Entries with figure data:
_ _ _ _ _
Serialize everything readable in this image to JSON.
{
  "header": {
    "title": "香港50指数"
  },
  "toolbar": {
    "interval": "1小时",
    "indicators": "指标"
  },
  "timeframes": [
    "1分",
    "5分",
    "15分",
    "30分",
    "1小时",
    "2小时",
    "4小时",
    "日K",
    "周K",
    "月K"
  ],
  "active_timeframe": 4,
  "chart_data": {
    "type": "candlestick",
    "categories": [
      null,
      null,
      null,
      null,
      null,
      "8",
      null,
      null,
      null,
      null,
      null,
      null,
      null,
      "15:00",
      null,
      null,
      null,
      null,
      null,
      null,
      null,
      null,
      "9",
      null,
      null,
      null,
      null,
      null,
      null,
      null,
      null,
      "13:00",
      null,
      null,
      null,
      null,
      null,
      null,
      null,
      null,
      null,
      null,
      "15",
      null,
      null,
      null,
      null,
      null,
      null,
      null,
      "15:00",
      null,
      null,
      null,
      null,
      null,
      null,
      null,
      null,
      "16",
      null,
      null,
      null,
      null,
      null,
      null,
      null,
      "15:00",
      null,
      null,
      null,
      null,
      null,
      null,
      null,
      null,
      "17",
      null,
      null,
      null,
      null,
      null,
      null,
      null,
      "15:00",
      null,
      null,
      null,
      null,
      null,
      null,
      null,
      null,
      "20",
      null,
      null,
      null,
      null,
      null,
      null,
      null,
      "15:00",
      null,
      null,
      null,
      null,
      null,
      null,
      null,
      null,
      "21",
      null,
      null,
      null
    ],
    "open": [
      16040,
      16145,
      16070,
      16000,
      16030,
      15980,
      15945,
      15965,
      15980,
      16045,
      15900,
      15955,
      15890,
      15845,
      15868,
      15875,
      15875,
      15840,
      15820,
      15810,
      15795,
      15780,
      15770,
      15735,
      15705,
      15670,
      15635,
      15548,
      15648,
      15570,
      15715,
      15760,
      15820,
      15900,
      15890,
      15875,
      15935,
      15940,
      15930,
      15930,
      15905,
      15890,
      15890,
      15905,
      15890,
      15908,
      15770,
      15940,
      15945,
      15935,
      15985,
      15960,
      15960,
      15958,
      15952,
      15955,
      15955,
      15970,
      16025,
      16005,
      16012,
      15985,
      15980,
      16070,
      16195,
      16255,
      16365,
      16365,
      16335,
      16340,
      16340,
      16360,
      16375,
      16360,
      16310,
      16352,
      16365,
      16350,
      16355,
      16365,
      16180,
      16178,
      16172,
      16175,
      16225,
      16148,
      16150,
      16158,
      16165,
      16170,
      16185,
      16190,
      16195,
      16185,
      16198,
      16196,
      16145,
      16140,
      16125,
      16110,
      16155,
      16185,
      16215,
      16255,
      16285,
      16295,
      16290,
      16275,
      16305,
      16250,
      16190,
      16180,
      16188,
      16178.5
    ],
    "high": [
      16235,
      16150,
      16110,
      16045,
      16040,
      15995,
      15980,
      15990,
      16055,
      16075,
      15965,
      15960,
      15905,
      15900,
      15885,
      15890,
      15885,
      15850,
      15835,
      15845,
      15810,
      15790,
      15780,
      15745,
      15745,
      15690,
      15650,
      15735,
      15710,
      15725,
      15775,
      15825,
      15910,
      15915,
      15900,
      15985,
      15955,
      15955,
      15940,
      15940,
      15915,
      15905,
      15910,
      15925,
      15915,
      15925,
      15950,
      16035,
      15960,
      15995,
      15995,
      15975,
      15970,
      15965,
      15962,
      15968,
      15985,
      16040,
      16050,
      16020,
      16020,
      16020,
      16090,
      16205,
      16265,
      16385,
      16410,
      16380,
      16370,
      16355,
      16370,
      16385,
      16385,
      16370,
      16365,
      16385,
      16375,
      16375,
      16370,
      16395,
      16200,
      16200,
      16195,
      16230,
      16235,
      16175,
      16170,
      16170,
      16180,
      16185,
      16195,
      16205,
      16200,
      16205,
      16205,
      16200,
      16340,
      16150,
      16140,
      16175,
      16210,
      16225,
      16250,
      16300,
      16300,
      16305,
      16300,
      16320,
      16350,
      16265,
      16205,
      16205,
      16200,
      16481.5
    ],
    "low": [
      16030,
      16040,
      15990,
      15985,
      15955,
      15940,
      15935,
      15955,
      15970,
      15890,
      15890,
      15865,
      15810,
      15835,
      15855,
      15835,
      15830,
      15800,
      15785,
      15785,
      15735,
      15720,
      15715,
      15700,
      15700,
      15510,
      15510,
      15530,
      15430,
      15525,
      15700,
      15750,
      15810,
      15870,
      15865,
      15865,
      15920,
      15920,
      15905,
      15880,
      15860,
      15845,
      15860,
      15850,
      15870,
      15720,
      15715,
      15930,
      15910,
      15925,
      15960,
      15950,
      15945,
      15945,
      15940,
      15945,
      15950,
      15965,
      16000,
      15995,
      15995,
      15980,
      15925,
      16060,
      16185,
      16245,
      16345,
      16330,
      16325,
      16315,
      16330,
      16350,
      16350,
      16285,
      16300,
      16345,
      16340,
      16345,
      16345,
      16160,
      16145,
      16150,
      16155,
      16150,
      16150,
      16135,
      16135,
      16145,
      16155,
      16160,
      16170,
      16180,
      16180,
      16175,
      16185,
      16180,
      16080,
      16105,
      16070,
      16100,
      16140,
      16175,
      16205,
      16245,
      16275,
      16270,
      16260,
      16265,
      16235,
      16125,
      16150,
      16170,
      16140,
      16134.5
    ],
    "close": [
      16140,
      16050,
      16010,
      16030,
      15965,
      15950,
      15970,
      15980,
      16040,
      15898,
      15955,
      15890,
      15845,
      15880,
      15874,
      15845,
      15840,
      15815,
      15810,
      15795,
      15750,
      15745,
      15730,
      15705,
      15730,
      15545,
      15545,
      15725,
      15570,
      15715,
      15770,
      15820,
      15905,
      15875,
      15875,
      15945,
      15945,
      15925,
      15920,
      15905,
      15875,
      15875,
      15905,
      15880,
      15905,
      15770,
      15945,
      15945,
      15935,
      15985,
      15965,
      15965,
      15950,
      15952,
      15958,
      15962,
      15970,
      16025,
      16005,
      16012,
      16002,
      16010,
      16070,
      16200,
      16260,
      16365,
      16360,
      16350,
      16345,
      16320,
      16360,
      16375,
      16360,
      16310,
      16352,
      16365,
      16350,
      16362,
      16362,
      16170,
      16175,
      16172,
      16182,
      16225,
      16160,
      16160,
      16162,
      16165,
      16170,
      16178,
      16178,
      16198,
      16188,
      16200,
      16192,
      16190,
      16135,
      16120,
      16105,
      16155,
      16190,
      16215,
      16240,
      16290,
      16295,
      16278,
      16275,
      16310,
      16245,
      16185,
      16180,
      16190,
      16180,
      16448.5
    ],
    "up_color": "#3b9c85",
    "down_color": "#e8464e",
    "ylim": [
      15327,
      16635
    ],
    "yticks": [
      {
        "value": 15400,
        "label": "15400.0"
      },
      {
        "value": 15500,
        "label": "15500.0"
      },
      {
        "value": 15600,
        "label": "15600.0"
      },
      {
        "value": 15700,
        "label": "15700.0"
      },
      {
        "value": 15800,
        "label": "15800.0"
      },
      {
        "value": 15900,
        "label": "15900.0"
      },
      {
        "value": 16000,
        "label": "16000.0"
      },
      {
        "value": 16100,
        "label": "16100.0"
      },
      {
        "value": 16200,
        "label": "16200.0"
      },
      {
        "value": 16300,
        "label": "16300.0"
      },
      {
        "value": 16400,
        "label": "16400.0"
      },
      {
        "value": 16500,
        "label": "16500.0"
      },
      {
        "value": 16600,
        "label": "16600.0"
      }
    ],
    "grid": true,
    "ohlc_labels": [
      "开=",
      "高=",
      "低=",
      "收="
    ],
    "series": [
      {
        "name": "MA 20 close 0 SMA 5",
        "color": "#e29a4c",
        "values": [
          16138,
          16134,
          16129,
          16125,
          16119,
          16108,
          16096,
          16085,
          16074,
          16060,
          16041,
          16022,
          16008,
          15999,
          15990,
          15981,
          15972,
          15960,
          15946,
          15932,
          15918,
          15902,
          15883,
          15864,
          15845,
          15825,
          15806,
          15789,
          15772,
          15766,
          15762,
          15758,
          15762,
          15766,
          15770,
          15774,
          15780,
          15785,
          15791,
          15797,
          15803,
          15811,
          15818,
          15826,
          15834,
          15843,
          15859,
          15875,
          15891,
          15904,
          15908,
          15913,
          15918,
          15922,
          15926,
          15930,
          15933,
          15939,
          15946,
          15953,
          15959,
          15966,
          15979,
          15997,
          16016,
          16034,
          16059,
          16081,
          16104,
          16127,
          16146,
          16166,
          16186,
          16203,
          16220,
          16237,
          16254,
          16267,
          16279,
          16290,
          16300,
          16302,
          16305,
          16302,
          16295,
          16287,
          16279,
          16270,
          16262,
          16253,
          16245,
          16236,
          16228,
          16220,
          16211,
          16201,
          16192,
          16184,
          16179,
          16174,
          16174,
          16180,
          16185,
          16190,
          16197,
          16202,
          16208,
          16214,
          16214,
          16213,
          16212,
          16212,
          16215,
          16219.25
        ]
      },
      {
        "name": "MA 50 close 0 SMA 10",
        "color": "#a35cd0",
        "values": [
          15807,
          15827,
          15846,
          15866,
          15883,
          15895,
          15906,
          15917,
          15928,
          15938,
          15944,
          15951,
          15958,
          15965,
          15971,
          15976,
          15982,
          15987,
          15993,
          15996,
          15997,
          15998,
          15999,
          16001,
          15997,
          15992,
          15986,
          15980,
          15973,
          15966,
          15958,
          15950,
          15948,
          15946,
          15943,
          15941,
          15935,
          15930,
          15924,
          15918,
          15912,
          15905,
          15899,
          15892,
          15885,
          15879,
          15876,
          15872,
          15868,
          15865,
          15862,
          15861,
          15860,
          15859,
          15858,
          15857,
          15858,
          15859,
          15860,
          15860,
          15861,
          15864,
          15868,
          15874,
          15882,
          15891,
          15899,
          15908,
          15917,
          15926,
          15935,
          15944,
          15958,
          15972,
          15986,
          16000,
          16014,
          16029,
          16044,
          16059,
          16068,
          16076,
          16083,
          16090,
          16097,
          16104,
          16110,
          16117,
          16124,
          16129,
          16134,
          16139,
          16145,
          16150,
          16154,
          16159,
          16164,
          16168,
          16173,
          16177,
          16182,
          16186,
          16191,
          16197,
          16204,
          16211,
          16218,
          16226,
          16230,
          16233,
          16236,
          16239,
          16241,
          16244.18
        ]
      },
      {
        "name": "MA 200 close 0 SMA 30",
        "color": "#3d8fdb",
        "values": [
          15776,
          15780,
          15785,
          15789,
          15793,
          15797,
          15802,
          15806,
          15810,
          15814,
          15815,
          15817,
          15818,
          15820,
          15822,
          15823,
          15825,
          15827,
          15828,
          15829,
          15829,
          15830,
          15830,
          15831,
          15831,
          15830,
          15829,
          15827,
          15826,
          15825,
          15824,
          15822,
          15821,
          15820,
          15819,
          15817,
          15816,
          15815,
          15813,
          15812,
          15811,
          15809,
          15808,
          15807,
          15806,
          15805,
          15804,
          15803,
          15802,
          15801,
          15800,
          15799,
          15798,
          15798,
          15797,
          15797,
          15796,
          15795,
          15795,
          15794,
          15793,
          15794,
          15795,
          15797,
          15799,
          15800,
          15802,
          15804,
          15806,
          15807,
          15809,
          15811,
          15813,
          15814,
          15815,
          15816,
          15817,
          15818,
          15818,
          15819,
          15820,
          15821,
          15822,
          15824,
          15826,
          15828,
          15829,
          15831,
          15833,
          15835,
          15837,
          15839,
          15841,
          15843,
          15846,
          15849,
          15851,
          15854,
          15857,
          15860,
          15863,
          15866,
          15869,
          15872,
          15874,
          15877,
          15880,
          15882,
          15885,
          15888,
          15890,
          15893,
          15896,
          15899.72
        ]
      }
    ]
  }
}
_ _ _ _ _
▸ **What is being asked**
From the material above, copy each line that includes the word "name".

▸ **Answer to this problem**
        "name": "MA 20 close 0 SMA 5",
        "name": "MA 50 close 0 SMA 10",
        "name": "MA 200 close 0 SMA 30",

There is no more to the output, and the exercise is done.